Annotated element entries

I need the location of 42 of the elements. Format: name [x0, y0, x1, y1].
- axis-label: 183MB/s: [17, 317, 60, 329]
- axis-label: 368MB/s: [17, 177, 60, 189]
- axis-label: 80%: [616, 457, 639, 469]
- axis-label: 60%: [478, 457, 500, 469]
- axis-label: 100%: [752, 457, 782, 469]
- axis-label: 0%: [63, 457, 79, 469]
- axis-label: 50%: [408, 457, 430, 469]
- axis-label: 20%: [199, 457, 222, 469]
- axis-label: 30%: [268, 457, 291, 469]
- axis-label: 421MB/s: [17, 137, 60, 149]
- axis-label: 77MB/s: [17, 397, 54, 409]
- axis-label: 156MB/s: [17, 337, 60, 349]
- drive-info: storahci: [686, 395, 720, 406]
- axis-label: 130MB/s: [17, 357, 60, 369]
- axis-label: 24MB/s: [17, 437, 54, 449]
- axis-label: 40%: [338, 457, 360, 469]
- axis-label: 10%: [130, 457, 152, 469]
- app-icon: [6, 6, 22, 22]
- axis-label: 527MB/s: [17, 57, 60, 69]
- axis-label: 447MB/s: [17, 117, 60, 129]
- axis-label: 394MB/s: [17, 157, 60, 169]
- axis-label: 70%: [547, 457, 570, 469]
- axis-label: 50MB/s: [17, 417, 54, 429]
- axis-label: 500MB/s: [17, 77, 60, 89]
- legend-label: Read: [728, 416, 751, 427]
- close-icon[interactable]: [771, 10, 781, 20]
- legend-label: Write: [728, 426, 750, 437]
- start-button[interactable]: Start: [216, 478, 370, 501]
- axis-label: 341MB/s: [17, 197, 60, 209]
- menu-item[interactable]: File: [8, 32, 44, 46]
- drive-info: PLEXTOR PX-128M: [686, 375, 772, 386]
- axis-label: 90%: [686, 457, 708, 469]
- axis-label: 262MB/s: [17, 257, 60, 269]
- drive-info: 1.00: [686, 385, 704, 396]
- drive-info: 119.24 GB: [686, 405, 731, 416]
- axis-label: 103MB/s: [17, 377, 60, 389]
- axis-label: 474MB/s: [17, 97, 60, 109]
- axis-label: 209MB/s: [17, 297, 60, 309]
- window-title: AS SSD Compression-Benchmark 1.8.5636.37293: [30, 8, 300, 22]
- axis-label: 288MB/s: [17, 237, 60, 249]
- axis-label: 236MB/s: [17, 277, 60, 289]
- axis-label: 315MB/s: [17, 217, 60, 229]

THE TASK:
Write out the items from the very start through the line containing "- axis-label: 0%: [63, 457, 79, 469]", including that line, without changing a character.

RESULT OF THIS EXERCISE:
I need the location of 42 of the elements. Format: name [x0, y0, x1, y1].
- axis-label: 183MB/s: [17, 317, 60, 329]
- axis-label: 368MB/s: [17, 177, 60, 189]
- axis-label: 80%: [616, 457, 639, 469]
- axis-label: 60%: [478, 457, 500, 469]
- axis-label: 100%: [752, 457, 782, 469]
- axis-label: 0%: [63, 457, 79, 469]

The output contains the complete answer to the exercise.